WHAT TO WORK ON:
Collect each line of the entries that holds the string "full".

**** PROVIDED RECORDS ****

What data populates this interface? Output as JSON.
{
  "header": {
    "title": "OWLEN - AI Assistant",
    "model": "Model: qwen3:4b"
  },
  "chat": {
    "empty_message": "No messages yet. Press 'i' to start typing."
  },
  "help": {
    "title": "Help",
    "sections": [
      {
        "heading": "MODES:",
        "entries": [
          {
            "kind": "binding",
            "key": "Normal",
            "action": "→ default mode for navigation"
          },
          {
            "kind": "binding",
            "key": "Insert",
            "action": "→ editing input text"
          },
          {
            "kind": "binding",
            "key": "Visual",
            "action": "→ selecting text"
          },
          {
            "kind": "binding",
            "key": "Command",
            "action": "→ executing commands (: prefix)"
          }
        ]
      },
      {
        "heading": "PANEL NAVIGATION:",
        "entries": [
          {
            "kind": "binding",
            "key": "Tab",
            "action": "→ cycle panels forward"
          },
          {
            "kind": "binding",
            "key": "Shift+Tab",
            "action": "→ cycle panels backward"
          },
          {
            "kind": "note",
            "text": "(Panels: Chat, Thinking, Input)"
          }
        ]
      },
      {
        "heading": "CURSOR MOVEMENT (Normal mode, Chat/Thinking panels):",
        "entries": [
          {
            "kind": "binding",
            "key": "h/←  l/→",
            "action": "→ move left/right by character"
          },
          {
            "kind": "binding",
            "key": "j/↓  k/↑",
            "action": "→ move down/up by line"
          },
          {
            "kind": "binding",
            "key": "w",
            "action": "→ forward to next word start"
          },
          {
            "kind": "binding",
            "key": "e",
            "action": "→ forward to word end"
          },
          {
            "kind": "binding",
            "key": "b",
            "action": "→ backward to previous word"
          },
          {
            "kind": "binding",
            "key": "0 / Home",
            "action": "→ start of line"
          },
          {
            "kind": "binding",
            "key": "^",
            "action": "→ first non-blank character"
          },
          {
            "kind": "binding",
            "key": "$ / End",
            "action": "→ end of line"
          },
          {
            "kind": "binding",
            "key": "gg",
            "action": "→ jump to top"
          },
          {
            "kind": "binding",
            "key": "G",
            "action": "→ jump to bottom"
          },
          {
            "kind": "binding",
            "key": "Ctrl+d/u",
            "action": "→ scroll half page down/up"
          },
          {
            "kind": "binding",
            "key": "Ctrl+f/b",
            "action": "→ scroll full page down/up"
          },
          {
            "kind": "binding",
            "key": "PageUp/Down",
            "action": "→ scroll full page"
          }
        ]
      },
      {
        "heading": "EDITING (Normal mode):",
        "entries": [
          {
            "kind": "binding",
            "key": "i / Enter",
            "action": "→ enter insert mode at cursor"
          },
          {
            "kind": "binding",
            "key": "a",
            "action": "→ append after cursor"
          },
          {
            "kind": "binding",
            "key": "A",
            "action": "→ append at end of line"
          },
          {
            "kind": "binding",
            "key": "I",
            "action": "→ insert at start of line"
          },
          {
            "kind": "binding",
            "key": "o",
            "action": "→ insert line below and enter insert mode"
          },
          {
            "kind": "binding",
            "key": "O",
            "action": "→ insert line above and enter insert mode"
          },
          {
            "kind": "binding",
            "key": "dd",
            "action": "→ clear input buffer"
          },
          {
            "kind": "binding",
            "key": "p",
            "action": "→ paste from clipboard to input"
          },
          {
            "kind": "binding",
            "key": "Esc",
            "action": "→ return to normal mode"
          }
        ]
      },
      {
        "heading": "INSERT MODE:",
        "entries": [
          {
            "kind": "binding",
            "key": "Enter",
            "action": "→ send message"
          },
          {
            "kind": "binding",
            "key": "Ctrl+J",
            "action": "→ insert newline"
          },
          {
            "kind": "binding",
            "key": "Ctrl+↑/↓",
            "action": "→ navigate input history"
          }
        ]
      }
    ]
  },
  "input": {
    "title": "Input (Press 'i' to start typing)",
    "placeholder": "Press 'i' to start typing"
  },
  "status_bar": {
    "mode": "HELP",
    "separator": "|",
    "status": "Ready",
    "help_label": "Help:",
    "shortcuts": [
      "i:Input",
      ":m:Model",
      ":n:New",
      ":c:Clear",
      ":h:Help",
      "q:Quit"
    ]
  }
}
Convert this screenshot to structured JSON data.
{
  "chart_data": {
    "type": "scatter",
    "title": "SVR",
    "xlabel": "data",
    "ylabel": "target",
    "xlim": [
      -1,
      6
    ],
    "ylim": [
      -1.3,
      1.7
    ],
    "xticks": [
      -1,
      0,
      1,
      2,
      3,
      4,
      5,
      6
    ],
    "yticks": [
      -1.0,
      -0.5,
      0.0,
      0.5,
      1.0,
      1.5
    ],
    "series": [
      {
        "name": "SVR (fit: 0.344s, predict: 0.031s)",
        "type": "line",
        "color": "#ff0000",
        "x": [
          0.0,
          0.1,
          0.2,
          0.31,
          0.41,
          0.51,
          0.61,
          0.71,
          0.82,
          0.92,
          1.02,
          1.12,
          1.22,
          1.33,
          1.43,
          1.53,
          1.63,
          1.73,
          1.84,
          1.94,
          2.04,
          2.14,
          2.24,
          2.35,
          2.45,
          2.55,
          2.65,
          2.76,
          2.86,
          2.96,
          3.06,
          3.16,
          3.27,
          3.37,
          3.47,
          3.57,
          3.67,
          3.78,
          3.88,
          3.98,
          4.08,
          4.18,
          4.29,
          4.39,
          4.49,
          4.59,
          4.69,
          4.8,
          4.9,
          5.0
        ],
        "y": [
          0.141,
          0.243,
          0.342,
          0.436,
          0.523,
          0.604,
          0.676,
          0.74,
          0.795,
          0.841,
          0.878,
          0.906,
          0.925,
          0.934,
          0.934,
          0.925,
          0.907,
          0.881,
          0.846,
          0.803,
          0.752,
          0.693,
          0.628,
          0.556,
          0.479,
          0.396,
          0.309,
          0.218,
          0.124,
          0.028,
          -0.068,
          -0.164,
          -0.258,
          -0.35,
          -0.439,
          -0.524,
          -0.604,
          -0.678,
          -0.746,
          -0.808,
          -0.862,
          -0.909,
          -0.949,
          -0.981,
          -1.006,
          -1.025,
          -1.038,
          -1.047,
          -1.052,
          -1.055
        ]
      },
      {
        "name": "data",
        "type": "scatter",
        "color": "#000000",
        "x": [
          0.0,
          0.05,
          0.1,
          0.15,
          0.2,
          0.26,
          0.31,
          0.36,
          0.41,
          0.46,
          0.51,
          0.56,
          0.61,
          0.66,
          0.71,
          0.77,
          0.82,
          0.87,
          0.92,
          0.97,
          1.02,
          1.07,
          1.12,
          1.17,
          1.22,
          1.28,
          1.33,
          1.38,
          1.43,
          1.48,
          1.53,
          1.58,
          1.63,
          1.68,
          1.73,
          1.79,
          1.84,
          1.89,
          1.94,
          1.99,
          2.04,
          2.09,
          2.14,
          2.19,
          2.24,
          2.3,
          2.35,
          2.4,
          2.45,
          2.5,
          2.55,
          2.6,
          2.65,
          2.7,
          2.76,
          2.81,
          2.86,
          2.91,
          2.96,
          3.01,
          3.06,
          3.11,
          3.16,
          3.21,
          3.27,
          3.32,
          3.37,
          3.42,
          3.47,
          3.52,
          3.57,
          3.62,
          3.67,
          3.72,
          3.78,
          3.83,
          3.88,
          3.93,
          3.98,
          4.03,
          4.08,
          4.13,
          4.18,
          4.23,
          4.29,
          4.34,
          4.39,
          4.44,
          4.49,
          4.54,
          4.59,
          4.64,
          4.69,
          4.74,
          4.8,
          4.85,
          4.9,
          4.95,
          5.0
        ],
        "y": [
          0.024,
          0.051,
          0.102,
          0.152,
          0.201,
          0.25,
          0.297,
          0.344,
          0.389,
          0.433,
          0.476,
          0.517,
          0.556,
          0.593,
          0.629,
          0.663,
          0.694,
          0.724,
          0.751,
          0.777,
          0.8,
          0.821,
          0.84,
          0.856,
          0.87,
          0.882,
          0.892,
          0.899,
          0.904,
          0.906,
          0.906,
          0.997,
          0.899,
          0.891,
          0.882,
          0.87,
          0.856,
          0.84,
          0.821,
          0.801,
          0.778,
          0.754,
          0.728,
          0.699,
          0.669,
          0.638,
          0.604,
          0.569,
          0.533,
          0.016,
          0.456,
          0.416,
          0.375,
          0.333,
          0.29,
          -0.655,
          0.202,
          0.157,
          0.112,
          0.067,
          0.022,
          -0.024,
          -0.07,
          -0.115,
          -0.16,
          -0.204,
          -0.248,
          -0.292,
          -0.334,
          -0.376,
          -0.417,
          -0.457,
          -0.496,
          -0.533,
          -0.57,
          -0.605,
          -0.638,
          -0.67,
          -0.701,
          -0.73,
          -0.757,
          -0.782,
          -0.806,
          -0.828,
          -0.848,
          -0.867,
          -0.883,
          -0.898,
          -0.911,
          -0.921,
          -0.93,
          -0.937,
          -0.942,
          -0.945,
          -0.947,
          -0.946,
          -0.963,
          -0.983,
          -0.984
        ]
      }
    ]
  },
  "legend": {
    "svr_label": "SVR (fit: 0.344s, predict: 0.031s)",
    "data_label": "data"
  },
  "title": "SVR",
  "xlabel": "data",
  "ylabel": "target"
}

****

COMPLETE ANSWER:
            "action": "→ scroll full page down/up"
            "action": "→ scroll full page"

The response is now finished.